--- BEGIN Record set ---

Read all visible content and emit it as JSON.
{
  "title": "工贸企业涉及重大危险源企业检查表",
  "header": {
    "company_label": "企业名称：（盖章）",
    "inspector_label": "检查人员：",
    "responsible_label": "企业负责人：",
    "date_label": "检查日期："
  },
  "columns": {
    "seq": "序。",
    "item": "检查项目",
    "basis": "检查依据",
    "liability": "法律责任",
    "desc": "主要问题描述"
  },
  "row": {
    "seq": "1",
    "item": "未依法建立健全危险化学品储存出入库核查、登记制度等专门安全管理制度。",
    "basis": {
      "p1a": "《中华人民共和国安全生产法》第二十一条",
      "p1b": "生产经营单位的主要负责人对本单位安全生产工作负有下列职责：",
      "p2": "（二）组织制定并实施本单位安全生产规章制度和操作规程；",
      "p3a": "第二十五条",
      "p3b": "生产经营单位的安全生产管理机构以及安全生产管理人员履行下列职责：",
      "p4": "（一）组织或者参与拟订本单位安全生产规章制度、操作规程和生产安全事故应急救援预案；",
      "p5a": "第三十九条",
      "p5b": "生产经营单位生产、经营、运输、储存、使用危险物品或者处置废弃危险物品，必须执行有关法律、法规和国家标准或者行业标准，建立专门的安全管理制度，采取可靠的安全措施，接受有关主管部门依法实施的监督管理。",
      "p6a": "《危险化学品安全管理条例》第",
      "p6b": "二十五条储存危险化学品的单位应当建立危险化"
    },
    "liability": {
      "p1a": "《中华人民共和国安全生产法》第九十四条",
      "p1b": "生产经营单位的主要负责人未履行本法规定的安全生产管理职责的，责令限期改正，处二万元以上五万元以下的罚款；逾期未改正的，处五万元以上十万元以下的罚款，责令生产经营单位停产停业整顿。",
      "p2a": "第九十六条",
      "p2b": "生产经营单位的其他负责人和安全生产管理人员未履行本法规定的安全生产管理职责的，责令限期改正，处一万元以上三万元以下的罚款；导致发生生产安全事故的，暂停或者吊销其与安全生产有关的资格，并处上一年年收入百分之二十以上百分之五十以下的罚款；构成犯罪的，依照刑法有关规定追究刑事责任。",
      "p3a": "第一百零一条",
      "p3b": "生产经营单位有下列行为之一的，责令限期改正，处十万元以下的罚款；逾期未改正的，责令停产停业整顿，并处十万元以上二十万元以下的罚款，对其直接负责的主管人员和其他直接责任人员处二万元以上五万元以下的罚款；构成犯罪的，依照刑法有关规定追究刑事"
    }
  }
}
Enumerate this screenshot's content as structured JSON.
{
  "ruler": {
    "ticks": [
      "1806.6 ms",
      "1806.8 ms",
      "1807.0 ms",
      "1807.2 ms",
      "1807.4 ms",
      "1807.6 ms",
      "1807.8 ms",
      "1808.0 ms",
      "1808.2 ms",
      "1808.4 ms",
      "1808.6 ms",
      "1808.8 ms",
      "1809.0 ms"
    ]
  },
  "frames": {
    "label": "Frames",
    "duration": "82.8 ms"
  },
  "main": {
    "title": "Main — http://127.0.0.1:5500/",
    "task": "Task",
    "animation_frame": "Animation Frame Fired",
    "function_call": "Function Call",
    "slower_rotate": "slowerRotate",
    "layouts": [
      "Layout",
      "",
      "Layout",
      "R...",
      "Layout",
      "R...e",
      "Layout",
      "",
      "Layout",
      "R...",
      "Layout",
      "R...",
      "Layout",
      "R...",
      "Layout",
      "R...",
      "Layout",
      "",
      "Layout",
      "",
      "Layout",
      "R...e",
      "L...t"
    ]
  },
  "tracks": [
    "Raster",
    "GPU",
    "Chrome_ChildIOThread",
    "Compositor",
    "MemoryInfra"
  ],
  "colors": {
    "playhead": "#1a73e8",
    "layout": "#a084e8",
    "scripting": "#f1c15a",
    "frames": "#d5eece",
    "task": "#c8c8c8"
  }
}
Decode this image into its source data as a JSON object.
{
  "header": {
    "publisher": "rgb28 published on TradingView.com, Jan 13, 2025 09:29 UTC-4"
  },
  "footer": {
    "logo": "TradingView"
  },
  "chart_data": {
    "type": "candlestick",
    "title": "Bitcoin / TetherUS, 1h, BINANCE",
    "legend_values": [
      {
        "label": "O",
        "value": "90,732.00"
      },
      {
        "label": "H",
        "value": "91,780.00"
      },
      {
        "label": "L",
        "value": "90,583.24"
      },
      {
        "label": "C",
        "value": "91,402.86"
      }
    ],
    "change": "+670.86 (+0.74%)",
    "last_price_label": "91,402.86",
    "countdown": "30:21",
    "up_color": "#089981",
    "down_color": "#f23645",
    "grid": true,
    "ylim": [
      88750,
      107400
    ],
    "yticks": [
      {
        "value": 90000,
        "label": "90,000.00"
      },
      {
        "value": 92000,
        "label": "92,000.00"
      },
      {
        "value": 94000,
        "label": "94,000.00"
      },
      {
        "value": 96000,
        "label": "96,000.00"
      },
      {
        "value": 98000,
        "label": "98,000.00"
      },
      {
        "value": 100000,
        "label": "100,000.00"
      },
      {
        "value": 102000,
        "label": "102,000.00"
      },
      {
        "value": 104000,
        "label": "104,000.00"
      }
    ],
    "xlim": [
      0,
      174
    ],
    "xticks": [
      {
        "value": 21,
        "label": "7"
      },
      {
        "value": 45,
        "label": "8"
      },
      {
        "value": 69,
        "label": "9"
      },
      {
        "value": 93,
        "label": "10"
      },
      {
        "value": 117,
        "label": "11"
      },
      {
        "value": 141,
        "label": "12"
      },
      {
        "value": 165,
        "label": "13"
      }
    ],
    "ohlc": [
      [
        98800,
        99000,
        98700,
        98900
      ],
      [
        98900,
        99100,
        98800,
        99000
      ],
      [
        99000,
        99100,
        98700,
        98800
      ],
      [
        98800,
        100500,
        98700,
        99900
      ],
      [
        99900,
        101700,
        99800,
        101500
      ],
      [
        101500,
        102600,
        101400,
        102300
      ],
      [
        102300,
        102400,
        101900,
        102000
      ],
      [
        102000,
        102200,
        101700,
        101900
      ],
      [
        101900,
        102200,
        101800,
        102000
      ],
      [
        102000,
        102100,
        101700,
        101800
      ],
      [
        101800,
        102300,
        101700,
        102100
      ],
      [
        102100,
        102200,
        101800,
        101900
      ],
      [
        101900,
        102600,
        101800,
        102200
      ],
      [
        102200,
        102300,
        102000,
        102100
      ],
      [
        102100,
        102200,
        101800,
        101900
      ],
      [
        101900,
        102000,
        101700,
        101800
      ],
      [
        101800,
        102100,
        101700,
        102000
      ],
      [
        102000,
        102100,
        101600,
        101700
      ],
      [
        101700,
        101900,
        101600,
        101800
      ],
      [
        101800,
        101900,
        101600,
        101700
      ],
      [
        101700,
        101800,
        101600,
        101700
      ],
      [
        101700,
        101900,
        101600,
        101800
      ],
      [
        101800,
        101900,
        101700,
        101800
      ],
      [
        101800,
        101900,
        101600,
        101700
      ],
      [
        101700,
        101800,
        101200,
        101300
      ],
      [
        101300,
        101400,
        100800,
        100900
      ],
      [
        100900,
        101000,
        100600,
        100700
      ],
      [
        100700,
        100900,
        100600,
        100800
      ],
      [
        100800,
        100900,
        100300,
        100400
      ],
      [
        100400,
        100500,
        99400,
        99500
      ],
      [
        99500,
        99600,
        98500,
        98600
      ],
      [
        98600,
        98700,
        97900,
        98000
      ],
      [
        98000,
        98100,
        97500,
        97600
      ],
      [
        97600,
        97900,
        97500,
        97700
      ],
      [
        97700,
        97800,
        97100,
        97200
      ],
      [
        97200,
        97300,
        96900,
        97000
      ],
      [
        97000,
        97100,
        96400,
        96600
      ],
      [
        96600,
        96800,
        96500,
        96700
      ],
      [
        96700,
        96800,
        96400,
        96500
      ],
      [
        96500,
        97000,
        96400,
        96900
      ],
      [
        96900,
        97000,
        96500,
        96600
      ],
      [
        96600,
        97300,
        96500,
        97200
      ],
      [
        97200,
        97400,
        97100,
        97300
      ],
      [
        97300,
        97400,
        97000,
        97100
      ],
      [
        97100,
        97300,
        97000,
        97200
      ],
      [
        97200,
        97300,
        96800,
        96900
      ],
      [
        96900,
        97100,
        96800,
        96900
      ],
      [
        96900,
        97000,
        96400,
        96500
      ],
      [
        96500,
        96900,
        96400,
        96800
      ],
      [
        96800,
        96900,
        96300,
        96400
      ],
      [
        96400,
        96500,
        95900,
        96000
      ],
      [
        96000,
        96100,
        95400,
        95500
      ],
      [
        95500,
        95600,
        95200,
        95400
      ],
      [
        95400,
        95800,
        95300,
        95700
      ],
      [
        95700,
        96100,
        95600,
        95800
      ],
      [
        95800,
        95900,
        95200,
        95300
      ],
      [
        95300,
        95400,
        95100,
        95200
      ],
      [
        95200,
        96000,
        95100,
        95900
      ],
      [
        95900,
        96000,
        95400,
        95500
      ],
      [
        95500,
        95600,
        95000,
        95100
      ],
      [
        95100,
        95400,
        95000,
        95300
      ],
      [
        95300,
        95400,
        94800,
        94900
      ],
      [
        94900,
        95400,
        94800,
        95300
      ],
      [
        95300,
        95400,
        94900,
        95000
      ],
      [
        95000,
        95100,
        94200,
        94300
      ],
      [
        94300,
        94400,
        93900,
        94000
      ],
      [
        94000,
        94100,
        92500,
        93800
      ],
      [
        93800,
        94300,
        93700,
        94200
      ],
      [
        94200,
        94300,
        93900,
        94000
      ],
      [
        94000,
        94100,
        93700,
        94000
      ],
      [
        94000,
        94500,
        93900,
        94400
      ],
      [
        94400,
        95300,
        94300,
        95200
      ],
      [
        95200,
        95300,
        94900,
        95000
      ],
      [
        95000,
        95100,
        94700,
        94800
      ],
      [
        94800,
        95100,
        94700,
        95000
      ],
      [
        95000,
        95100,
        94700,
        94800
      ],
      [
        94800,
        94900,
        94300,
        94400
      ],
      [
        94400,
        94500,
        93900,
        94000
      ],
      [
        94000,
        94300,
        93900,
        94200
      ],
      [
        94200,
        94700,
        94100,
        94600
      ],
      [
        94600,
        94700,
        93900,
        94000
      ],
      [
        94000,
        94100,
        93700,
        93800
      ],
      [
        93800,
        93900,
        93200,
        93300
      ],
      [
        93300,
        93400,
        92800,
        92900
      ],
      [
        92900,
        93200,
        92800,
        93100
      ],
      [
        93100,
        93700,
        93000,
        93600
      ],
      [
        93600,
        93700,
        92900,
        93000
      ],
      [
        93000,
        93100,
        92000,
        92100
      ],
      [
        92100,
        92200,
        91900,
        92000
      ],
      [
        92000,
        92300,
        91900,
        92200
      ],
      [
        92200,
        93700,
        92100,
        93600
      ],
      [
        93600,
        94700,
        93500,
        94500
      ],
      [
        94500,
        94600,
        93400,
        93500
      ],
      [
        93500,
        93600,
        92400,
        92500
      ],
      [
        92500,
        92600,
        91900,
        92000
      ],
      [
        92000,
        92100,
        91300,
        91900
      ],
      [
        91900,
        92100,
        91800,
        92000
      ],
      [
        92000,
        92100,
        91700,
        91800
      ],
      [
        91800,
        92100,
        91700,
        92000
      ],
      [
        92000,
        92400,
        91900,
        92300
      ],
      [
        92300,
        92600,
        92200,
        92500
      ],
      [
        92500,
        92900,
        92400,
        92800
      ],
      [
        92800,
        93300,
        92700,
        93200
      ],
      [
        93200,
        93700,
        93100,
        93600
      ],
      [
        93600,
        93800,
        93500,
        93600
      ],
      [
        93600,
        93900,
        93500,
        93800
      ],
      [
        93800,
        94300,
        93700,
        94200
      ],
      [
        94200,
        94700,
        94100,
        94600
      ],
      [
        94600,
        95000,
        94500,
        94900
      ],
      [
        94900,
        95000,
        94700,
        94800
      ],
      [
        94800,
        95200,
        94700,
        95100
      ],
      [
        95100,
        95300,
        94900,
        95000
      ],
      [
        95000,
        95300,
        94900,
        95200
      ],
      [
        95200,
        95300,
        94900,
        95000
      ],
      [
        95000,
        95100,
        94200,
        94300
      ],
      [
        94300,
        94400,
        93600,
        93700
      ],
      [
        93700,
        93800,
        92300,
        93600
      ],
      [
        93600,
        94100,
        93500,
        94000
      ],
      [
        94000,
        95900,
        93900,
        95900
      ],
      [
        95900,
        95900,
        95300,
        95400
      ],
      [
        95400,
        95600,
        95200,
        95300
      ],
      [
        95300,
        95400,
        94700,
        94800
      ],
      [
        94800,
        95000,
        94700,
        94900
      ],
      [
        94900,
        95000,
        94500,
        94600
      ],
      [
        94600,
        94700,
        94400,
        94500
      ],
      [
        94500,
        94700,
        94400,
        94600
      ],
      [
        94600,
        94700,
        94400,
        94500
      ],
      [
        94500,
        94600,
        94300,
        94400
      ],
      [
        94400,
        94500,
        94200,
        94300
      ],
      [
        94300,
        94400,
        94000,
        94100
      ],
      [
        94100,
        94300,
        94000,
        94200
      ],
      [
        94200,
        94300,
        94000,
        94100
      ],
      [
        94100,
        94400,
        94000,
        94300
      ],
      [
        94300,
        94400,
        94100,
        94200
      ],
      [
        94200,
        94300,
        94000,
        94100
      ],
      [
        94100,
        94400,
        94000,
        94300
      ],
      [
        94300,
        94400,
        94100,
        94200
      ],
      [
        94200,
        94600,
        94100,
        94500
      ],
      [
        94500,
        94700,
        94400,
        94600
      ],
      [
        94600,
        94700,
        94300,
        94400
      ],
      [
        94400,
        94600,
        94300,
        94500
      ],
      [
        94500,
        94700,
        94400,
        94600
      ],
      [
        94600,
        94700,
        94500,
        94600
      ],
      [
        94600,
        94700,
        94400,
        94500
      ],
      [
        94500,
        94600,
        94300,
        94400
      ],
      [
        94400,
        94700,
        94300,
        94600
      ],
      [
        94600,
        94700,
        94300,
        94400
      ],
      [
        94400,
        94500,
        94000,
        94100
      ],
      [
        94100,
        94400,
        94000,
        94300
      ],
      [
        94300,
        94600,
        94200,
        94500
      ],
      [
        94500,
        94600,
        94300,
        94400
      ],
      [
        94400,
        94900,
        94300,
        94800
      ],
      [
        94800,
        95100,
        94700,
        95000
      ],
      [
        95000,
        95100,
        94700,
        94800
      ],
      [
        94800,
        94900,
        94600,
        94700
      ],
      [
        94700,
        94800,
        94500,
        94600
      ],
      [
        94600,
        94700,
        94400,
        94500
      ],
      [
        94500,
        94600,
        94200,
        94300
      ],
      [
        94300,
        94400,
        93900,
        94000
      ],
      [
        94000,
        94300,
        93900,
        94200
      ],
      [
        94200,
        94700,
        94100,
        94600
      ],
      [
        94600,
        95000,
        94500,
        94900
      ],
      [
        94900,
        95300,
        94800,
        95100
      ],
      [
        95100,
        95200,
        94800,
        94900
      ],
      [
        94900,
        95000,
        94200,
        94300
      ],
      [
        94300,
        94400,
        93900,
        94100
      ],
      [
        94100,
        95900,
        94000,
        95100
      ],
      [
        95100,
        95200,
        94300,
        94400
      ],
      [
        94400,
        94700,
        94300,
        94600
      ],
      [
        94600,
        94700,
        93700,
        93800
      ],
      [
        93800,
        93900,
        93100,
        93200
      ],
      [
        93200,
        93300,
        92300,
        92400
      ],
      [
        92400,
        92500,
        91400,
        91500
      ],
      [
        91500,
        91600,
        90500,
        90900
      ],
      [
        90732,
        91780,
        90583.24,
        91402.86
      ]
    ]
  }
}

--- END Record set ---

Instructions to follow →
Filter the entries above down to the lines containing the word "逾期未改正的".

Final result →
      "p1b": "生产经营单位的主要负责人未履行本法规定的安全生产管理职责的，责令限期改正，处二万元以上五万元以下的罚款；逾期未改正的，处五万元以上十万元以下的罚款，责令生产经营单位停产停业整顿。",
      "p3b": "生产经营单位有下列行为之一的，责令限期改正，处十万元以下的罚款；逾期未改正的，责令停产停业整顿，并处十万元以上二十万元以下的罚款，对其直接负责的主管人员和其他直接责任人员处二万元以上五万元以下的罚款；构成犯罪的，依照刑法有关规定追究刑事"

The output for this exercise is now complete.